The exercise
Write the line that includes "Give me a plain-text" and all subsequent lines, exactly as written, and nothing more.

──────────────────────────────

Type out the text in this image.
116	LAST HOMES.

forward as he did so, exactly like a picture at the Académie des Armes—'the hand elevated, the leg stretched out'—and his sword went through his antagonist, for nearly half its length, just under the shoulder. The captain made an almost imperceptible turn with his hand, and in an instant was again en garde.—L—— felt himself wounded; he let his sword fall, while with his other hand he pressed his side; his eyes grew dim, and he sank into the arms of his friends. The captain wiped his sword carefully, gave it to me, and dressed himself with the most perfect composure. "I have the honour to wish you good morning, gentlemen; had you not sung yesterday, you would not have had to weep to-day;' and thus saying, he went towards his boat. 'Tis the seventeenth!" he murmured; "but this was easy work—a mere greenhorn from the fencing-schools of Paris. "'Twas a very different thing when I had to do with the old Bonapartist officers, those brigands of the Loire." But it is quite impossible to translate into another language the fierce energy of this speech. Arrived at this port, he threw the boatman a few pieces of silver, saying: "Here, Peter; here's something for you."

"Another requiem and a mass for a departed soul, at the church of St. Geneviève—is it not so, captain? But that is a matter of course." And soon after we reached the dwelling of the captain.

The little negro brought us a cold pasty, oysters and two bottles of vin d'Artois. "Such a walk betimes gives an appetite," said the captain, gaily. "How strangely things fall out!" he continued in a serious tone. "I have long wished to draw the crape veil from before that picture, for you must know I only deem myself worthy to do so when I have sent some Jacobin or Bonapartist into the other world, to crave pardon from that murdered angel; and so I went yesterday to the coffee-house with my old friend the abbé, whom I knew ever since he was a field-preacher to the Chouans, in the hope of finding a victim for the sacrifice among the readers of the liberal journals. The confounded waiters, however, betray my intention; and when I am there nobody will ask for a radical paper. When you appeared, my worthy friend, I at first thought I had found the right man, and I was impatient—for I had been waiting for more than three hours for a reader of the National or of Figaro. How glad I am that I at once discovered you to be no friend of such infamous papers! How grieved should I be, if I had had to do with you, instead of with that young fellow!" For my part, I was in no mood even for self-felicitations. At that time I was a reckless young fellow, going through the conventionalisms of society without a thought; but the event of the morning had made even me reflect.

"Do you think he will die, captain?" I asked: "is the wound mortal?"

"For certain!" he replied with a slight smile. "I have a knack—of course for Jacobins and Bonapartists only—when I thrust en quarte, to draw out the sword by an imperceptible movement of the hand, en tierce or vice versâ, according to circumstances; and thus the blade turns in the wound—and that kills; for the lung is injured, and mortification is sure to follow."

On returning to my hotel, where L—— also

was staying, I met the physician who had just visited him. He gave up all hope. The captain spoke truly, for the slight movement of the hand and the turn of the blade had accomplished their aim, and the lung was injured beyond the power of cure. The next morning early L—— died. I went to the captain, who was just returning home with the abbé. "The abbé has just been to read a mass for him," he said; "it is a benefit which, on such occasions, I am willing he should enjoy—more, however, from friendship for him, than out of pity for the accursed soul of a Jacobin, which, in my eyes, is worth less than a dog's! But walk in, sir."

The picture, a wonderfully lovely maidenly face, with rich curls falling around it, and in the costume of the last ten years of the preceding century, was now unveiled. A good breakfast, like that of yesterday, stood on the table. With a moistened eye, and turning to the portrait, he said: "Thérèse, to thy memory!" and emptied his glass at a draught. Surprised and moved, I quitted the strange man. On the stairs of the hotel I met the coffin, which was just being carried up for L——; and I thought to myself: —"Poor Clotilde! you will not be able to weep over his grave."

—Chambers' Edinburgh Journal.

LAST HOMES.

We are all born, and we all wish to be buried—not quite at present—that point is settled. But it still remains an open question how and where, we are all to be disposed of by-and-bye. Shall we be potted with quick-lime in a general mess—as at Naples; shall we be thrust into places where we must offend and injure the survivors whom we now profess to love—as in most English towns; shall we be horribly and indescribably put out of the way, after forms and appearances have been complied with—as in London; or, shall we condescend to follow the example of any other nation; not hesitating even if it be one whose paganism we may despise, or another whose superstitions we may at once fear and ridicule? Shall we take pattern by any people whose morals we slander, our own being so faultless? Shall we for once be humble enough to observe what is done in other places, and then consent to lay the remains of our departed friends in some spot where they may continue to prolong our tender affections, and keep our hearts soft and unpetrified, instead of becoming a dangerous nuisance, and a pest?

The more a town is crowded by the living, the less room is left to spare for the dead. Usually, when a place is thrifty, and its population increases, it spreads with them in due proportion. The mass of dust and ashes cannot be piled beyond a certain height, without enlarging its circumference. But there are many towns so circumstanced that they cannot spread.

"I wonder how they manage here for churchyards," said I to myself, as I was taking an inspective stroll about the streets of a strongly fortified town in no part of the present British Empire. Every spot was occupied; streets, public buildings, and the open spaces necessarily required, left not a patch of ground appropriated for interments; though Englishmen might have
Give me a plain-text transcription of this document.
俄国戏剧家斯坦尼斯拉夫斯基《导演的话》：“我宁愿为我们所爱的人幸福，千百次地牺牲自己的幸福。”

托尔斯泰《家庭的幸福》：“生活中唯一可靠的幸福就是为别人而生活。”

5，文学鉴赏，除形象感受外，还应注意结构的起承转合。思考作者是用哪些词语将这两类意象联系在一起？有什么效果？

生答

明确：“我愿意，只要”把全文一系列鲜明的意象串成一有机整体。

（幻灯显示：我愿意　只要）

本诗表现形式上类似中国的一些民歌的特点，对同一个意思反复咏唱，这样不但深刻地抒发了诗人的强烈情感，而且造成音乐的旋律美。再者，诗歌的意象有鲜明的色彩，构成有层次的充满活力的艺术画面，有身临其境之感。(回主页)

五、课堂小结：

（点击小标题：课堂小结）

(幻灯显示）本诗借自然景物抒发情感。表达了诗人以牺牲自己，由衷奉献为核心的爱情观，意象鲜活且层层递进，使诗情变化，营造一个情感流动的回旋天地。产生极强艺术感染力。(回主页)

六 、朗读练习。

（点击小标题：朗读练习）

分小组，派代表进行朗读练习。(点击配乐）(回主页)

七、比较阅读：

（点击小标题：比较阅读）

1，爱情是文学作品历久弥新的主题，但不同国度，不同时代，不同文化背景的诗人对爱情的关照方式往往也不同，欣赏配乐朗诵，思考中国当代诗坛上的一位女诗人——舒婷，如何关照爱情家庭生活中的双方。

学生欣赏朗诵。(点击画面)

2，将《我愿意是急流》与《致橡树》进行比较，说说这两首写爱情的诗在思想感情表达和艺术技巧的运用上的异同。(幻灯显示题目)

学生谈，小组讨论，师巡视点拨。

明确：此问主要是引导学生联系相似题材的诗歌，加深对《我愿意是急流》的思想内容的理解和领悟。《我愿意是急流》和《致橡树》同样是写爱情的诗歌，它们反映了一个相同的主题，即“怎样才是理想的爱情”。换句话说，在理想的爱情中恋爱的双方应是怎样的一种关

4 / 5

──────────────────────────────

Exercise solution
Give me a plain-text transcription of this document.
俄国戏剧家斯坦尼斯拉夫斯基《导演的话》：“我宁愿为我们所爱的人幸福，千百次地牺牲自己的幸福。”

托尔斯泰《家庭的幸福》：“生活中唯一可靠的幸福就是为别人而生活。”

5，文学鉴赏，除形象感受外，还应注意结构的起承转合。思考作者是用哪些词语将这两类意象联系在一起？有什么效果？

生答

明确：“我愿意，只要”把全文一系列鲜明的意象串成一有机整体。

（幻灯显示：我愿意　只要）

本诗表现形式上类似中国的一些民歌的特点，对同一个意思反复咏唱，这样不但深刻地抒发了诗人的强烈情感，而且造成音乐的旋律美。再者，诗歌的意象有鲜明的色彩，构成有层次的充满活力的艺术画面，有身临其境之感。(回主页)

五、课堂小结：

（点击小标题：课堂小结）

(幻灯显示）本诗借自然景物抒发情感。表达了诗人以牺牲自己，由衷奉献为核心的爱情观，意象鲜活且层层递进，使诗情变化，营造一个情感流动的回旋天地。产生极强艺术感染力。(回主页)

六 、朗读练习。

（点击小标题：朗读练习）

分小组，派代表进行朗读练习。(点击配乐）(回主页)

七、比较阅读：

（点击小标题：比较阅读）

1，爱情是文学作品历久弥新的主题，但不同国度，不同时代，不同文化背景的诗人对爱情的关照方式往往也不同，欣赏配乐朗诵，思考中国当代诗坛上的一位女诗人——舒婷，如何关照爱情家庭生活中的双方。

学生欣赏朗诵。(点击画面)

2，将《我愿意是急流》与《致橡树》进行比较，说说这两首写爱情的诗在思想感情表达和艺术技巧的运用上的异同。(幻灯显示题目)

学生谈，小组讨论，师巡视点拨。

明确：此问主要是引导学生联系相似题材的诗歌，加深对《我愿意是急流》的思想内容的理解和领悟。《我愿意是急流》和《致橡树》同样是写爱情的诗歌，它们反映了一个相同的主题，即“怎样才是理想的爱情”。换句话说，在理想的爱情中恋爱的双方应是怎样的一种关

4 / 5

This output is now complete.